Task instructions:
Go through the listing and copy each line with the string "Марина".

Source records:
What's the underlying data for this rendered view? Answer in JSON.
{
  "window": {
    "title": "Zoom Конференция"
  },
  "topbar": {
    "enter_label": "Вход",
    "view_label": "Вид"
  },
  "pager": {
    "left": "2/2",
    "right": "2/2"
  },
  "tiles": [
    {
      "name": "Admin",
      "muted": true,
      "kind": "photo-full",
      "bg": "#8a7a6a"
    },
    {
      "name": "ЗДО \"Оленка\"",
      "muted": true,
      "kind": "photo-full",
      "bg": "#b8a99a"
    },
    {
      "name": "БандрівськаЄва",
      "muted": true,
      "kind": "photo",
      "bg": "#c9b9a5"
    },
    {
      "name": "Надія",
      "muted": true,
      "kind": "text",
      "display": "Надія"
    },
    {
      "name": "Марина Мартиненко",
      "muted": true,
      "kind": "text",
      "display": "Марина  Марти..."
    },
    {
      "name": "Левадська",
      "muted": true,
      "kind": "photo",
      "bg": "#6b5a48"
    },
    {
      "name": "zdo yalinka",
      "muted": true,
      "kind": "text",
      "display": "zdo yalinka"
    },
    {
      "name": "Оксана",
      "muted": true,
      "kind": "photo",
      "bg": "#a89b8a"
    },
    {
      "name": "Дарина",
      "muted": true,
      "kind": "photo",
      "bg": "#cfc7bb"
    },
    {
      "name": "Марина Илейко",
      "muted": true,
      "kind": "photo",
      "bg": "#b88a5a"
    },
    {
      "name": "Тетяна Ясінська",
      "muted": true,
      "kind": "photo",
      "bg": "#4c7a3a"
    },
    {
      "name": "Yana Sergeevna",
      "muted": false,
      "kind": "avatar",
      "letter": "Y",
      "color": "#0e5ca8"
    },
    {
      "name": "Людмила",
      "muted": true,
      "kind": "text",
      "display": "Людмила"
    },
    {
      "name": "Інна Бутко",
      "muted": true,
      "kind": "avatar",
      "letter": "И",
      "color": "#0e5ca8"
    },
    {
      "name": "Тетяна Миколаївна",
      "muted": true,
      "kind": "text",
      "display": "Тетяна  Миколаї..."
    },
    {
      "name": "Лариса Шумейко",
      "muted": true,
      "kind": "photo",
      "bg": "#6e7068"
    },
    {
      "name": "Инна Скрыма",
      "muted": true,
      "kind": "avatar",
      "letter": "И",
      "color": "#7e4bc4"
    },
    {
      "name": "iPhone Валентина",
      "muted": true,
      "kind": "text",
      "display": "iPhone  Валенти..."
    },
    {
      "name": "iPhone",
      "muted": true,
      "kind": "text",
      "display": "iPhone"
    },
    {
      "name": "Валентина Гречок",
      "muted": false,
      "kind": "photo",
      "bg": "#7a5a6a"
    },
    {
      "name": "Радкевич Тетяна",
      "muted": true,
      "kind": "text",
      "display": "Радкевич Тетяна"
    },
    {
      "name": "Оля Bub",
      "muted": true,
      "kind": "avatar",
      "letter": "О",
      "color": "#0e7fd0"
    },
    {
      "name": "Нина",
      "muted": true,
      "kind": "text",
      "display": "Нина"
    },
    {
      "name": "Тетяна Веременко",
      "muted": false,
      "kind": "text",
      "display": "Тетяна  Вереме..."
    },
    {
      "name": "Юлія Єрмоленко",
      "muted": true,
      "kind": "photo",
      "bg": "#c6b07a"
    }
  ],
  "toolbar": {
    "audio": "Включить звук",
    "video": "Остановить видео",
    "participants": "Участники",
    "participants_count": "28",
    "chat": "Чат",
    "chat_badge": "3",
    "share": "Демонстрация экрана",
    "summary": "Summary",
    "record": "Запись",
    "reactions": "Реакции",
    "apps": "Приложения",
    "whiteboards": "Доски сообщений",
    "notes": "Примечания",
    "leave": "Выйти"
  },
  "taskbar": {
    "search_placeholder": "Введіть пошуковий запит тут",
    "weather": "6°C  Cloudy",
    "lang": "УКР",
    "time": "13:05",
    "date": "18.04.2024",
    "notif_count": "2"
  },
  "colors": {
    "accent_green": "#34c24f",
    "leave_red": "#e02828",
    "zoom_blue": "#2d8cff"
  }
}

Worked answer:
      "name": "Марина Мартиненко",
      "display": "Марина  Марти..."
      "name": "Марина Илейко",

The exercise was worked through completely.